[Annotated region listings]
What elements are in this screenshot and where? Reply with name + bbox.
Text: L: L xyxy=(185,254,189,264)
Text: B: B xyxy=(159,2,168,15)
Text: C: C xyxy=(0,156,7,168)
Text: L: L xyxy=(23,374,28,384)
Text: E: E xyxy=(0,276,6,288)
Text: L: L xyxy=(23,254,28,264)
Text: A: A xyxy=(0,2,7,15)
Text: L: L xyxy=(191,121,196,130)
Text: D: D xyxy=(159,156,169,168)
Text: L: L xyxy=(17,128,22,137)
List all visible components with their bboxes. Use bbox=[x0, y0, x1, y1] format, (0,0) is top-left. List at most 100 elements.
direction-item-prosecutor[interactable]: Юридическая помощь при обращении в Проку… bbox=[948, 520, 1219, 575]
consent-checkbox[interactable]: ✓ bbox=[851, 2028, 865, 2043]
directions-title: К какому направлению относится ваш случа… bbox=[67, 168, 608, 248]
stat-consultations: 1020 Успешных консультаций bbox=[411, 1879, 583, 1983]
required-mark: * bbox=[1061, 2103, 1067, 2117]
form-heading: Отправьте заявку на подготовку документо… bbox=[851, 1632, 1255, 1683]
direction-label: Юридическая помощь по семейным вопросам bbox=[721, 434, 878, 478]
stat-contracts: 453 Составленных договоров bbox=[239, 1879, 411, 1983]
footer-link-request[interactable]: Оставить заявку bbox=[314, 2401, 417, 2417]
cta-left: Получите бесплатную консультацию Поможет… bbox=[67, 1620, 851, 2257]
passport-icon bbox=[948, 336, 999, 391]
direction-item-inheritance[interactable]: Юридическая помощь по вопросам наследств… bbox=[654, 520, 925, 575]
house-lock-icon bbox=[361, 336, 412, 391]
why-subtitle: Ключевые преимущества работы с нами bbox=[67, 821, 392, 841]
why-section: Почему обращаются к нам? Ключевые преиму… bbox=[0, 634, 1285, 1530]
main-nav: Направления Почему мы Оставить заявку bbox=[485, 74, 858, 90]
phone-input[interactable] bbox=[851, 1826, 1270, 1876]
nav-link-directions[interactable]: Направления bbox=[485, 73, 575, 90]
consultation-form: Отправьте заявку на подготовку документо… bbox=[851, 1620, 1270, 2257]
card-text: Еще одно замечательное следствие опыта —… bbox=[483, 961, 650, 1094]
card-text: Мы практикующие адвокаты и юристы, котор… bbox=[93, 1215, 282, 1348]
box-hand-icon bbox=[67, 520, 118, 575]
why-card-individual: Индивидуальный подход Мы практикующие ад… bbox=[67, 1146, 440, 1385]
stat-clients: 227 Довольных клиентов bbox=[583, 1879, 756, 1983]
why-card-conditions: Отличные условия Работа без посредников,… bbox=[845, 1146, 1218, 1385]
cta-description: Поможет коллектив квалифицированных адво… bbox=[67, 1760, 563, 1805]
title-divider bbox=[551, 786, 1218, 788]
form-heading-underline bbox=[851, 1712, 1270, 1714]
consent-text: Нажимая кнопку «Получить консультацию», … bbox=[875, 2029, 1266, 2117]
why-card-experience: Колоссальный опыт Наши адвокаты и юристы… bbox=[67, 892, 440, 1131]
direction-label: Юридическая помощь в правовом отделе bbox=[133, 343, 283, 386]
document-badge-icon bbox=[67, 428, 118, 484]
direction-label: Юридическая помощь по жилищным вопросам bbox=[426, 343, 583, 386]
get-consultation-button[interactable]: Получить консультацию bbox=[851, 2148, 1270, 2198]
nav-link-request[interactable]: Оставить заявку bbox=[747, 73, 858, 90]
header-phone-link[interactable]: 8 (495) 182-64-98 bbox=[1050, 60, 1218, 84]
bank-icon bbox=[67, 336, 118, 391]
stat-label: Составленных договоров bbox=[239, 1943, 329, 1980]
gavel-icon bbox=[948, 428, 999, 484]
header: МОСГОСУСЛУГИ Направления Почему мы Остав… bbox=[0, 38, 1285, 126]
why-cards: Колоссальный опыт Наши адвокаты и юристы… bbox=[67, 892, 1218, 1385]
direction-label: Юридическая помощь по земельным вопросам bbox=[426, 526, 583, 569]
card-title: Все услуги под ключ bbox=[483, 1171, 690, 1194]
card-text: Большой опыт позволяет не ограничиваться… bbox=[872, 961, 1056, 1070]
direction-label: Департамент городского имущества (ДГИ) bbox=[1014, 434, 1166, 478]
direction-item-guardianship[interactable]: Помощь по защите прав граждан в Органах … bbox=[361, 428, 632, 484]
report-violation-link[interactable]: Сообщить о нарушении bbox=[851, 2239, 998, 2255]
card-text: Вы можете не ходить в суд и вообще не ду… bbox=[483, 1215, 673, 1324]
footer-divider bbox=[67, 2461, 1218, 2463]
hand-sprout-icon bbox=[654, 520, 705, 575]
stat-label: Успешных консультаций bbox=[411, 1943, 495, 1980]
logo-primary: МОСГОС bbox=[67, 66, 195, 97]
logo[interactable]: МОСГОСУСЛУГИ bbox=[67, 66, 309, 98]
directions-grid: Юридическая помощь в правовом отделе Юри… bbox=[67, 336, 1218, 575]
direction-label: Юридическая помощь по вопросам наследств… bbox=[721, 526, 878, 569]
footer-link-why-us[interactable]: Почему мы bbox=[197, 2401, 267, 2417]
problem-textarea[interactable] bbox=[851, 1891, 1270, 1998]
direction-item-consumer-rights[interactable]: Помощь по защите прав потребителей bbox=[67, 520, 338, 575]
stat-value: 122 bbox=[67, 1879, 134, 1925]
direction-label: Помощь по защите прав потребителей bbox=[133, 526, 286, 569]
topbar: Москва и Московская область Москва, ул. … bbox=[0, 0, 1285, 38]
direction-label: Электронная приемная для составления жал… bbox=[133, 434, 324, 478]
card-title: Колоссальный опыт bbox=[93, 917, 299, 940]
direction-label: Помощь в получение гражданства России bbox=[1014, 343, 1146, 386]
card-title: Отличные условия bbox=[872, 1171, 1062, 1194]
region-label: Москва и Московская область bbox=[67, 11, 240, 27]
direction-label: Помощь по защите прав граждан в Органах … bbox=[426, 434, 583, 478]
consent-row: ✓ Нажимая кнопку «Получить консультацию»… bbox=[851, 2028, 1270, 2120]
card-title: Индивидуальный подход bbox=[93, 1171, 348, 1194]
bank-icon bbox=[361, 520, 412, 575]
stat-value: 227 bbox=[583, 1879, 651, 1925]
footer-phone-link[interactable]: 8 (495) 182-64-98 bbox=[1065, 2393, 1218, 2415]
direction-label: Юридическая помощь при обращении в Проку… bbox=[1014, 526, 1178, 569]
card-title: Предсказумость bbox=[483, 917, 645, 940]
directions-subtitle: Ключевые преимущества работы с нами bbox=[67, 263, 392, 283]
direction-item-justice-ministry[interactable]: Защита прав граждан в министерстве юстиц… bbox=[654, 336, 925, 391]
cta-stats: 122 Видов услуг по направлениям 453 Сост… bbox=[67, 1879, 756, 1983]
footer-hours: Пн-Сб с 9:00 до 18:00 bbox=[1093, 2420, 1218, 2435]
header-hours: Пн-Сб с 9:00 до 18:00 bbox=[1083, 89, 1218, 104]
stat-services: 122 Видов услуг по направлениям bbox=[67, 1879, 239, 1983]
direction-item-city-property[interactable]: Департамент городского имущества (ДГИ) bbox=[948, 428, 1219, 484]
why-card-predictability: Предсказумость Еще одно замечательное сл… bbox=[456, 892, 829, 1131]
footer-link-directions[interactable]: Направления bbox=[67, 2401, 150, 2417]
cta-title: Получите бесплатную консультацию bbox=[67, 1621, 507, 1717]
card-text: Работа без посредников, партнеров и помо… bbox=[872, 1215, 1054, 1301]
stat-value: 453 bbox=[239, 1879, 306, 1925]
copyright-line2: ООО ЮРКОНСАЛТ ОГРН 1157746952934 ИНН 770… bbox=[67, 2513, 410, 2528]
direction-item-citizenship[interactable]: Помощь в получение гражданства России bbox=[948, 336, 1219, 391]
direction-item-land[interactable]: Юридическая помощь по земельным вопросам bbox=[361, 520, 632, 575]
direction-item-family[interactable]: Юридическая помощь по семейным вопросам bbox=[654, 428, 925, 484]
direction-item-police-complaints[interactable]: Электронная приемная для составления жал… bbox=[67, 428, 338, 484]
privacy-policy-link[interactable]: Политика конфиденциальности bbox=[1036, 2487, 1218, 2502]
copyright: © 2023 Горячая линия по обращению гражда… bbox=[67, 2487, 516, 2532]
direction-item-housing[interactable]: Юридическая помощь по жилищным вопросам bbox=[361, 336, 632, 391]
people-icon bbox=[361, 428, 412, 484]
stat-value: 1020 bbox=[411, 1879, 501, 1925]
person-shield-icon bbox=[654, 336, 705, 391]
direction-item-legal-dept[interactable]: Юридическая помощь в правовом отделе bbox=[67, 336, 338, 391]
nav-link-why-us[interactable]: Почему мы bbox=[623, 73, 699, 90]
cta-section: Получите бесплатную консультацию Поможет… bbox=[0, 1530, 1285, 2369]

# Exercise goal
Repeat the lines from the very first line down to and including the line with "Text: L: L xyxy=(17,128,22,137)".

# Task response
What elements are in this screenshot and where? Reply with name + bbox.
Text: L: L xyxy=(185,254,189,264)
Text: B: B xyxy=(159,2,168,15)
Text: C: C xyxy=(0,156,7,168)
Text: L: L xyxy=(23,374,28,384)
Text: E: E xyxy=(0,276,6,288)
Text: L: L xyxy=(23,254,28,264)
Text: A: A xyxy=(0,2,7,15)
Text: L: L xyxy=(191,121,196,130)
Text: D: D xyxy=(159,156,169,168)
Text: L: L xyxy=(17,128,22,137)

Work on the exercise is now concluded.